## JOB
Pull out from the material below all lines with "each".

## GIVEN DATA
──────────

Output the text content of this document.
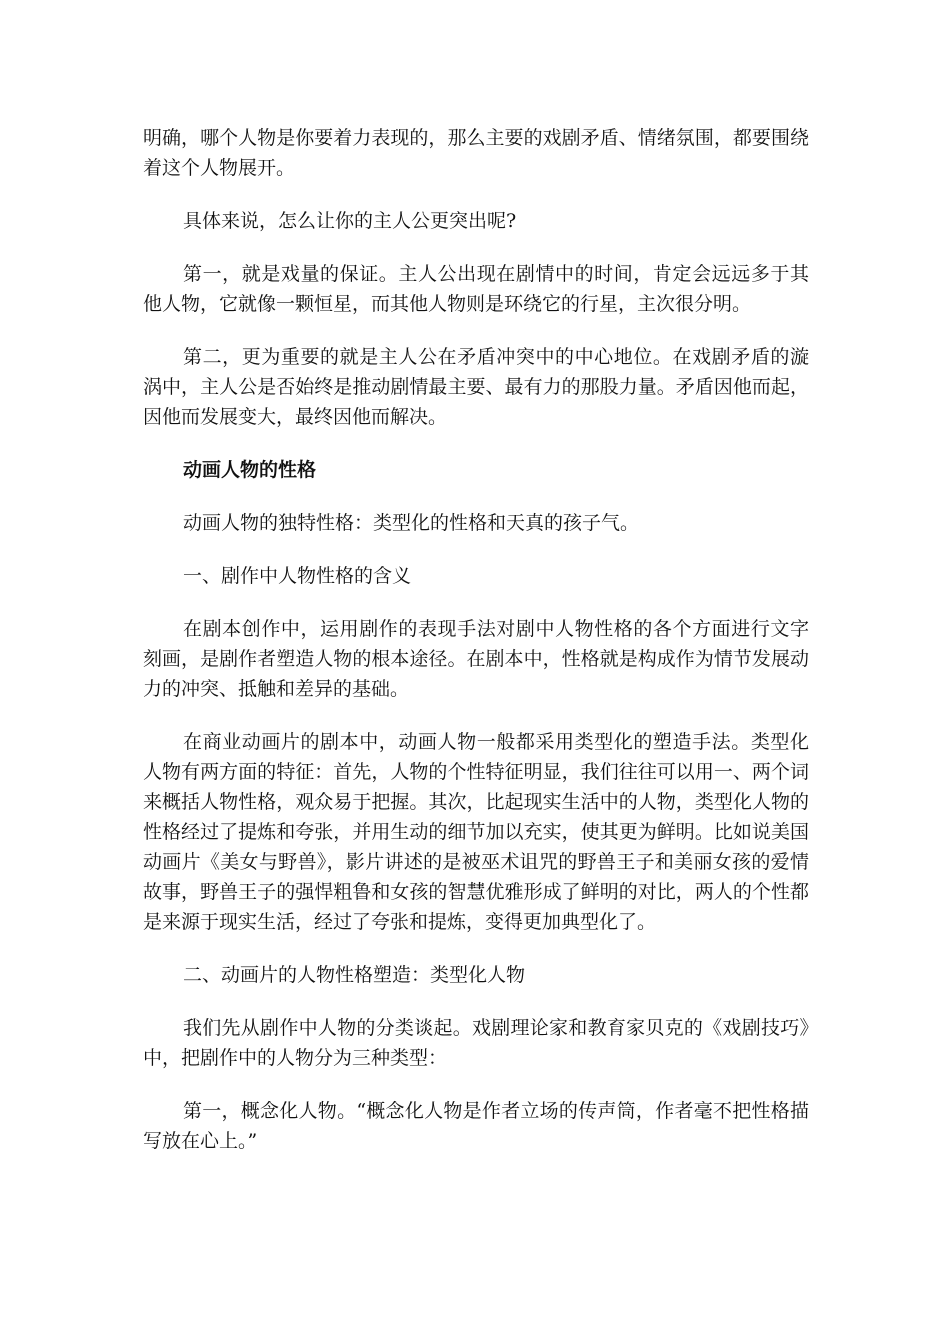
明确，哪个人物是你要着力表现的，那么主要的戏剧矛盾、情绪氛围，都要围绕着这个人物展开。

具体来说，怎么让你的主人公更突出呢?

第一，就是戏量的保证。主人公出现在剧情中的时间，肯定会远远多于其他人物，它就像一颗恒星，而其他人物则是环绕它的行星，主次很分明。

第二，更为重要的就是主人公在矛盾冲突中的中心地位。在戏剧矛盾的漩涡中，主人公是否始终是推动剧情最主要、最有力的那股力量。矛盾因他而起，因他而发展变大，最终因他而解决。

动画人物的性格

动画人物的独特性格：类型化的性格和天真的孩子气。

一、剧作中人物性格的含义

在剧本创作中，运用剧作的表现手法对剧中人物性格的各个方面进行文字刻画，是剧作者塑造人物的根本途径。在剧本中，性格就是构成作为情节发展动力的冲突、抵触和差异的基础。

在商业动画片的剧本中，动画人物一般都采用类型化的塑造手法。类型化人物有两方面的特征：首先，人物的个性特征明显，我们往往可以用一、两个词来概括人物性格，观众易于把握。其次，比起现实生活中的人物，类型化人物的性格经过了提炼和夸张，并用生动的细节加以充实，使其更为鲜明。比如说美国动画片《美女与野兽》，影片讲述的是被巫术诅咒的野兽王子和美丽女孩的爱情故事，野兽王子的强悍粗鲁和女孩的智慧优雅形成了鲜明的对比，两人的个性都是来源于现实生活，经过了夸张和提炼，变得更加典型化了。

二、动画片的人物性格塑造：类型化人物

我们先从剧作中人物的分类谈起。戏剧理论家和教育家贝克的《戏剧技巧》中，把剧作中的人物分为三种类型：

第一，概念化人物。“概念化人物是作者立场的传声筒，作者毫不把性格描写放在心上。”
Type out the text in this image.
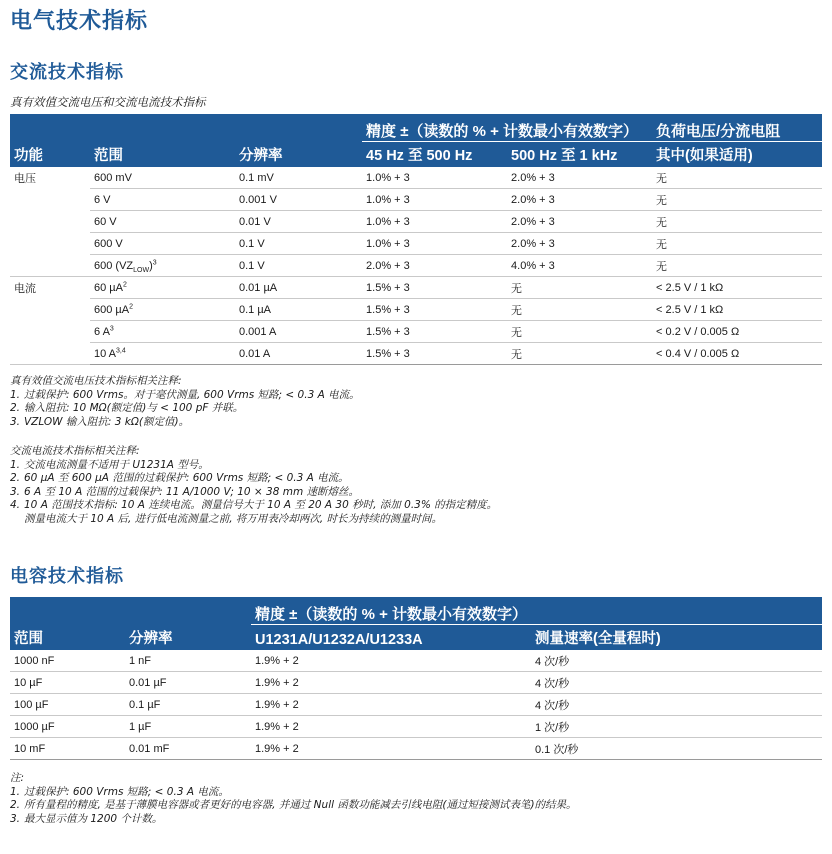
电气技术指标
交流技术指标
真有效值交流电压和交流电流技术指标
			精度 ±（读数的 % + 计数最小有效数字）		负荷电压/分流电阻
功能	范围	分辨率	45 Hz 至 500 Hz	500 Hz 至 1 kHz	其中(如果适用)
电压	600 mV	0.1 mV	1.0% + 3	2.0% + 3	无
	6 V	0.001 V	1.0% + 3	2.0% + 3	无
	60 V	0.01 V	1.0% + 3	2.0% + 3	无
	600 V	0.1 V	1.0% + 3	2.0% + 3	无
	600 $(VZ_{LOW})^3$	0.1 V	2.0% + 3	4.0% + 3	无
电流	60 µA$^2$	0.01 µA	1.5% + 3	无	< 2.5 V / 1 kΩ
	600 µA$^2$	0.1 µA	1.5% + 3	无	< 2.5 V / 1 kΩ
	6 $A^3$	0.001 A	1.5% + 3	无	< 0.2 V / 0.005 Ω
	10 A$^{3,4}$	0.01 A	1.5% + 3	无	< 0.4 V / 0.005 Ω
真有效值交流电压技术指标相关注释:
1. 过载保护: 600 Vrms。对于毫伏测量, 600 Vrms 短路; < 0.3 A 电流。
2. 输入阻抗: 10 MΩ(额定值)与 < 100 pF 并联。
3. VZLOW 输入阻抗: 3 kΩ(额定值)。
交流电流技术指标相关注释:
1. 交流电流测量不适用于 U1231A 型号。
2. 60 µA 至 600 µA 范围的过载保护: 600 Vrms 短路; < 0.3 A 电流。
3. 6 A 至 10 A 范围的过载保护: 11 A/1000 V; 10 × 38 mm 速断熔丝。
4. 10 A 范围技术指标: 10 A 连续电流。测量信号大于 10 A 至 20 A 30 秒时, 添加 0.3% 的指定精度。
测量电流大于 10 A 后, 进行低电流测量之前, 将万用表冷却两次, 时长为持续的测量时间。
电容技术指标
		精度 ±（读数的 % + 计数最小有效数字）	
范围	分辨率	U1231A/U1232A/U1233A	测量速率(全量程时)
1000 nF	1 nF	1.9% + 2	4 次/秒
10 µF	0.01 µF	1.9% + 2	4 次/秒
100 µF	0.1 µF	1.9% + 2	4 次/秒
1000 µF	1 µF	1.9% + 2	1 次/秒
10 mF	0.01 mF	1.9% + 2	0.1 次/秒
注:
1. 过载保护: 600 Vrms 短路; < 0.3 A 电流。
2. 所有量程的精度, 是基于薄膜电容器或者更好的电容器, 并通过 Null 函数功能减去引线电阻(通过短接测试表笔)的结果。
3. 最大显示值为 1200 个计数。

──────────

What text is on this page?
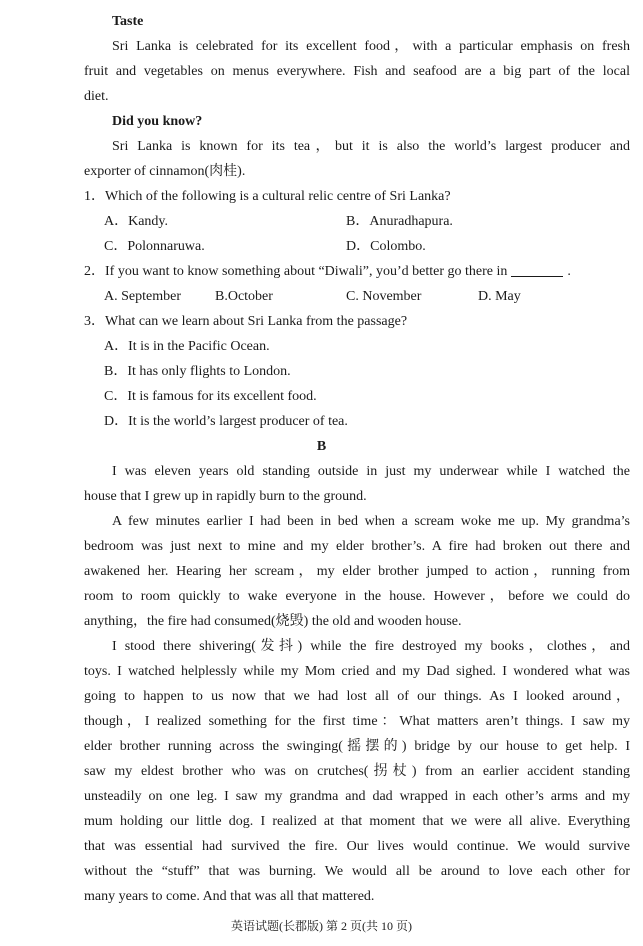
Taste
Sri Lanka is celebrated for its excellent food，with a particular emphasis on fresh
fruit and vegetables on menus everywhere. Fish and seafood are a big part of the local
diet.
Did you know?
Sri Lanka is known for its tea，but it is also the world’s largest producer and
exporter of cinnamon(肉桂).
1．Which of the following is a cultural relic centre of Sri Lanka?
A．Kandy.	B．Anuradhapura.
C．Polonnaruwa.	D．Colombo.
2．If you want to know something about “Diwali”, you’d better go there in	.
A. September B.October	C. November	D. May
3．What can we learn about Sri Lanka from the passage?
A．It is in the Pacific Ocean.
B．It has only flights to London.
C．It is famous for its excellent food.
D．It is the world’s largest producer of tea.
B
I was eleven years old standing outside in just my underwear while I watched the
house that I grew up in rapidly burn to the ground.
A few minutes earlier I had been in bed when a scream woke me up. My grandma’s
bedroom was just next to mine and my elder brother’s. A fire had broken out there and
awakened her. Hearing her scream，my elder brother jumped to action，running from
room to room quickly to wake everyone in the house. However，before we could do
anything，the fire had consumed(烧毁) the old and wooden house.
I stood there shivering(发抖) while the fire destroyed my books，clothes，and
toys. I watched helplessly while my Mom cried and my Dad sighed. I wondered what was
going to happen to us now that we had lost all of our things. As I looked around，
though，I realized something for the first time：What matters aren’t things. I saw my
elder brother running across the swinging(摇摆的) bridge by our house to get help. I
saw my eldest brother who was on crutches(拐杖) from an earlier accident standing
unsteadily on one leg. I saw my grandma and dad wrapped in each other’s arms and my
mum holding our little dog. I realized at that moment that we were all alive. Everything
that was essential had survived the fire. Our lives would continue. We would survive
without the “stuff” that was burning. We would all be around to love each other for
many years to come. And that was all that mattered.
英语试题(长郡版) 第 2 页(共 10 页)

──────────

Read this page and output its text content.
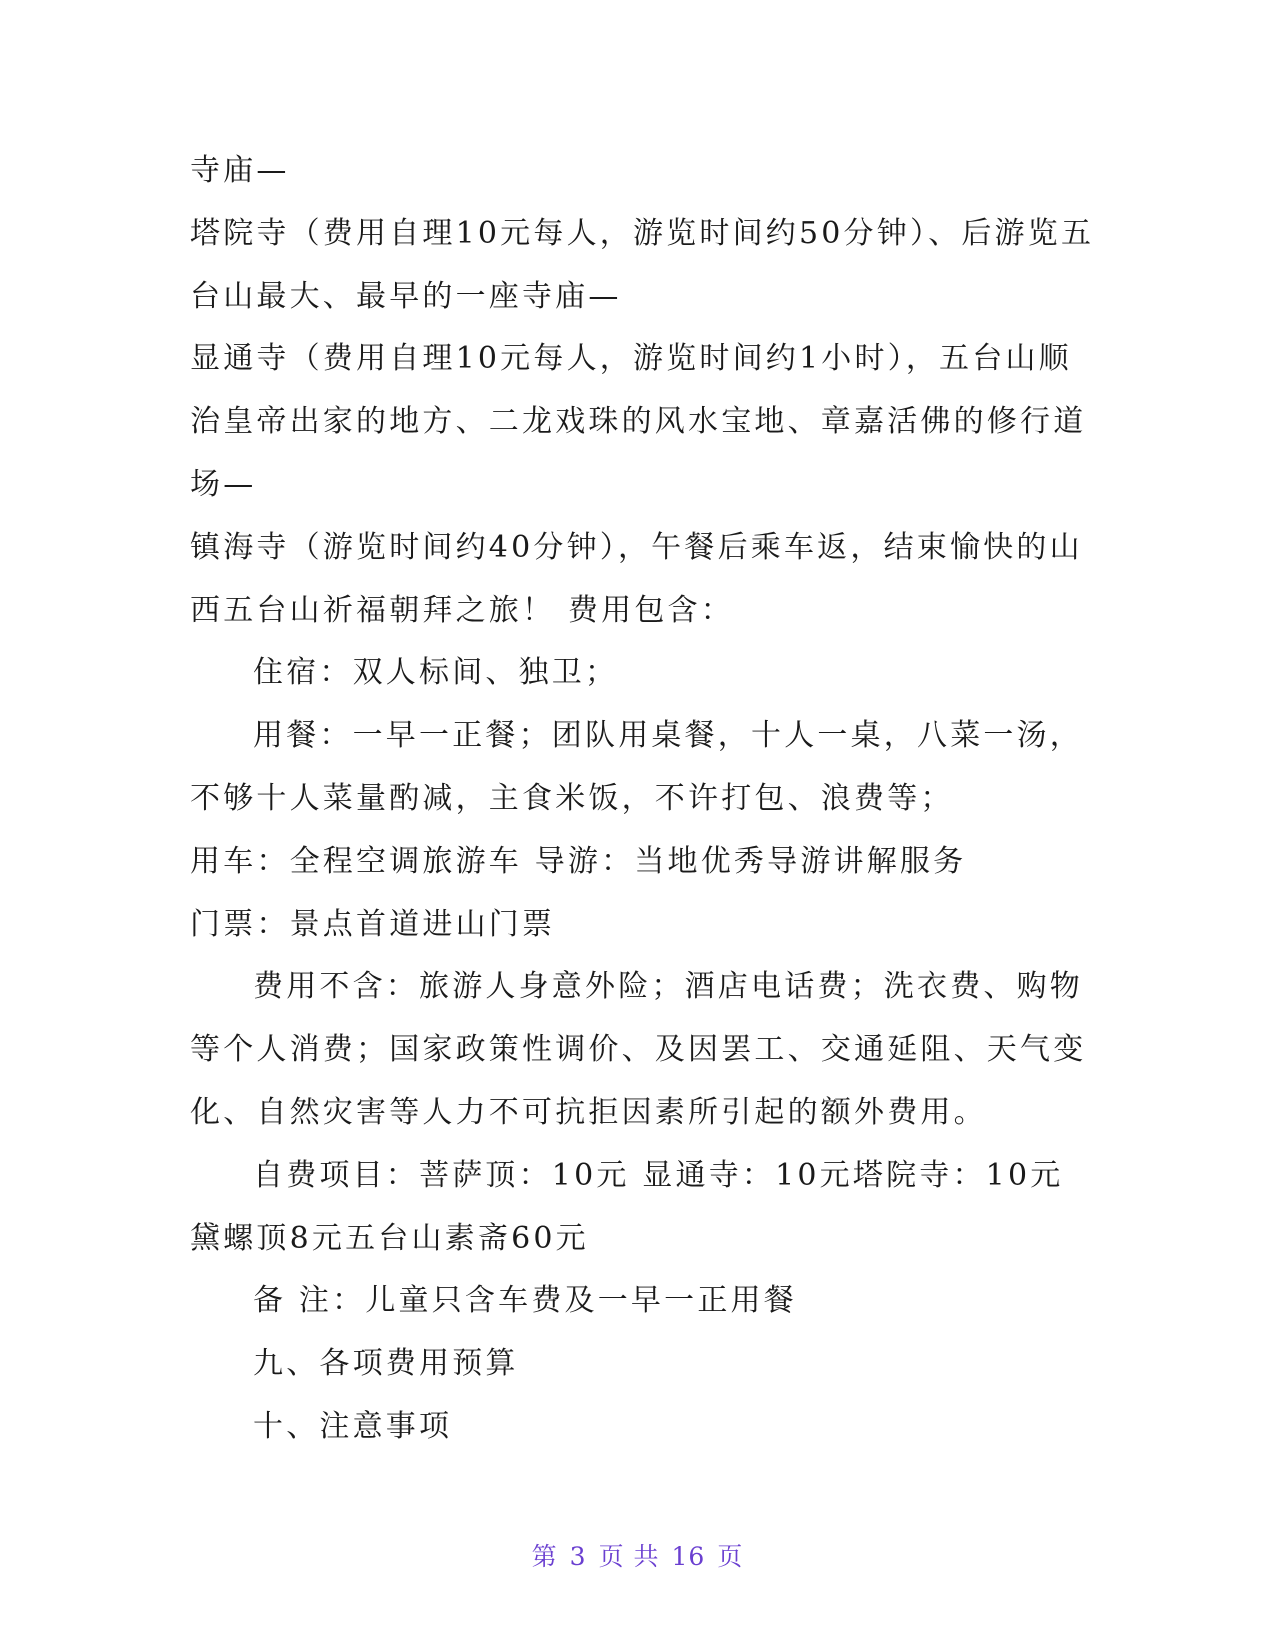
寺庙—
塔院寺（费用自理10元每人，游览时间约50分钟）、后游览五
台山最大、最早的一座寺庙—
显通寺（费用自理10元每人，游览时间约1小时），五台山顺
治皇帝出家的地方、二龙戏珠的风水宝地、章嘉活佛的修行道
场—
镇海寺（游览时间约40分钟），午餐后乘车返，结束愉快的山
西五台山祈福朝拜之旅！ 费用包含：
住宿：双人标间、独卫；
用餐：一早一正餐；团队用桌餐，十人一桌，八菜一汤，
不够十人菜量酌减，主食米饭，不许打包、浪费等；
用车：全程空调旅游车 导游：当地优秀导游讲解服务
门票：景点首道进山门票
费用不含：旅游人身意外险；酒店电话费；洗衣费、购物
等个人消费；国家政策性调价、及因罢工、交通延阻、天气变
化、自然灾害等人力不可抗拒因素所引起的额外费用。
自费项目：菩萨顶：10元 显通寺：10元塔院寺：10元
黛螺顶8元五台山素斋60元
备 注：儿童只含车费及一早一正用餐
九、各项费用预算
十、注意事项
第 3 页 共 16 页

──────────

## THE REPLY
unsteadily on one leg. I saw my grandma and dad wrapped in each other’s arms and my
without the “stuff” that was burning. We would all be around to love each other for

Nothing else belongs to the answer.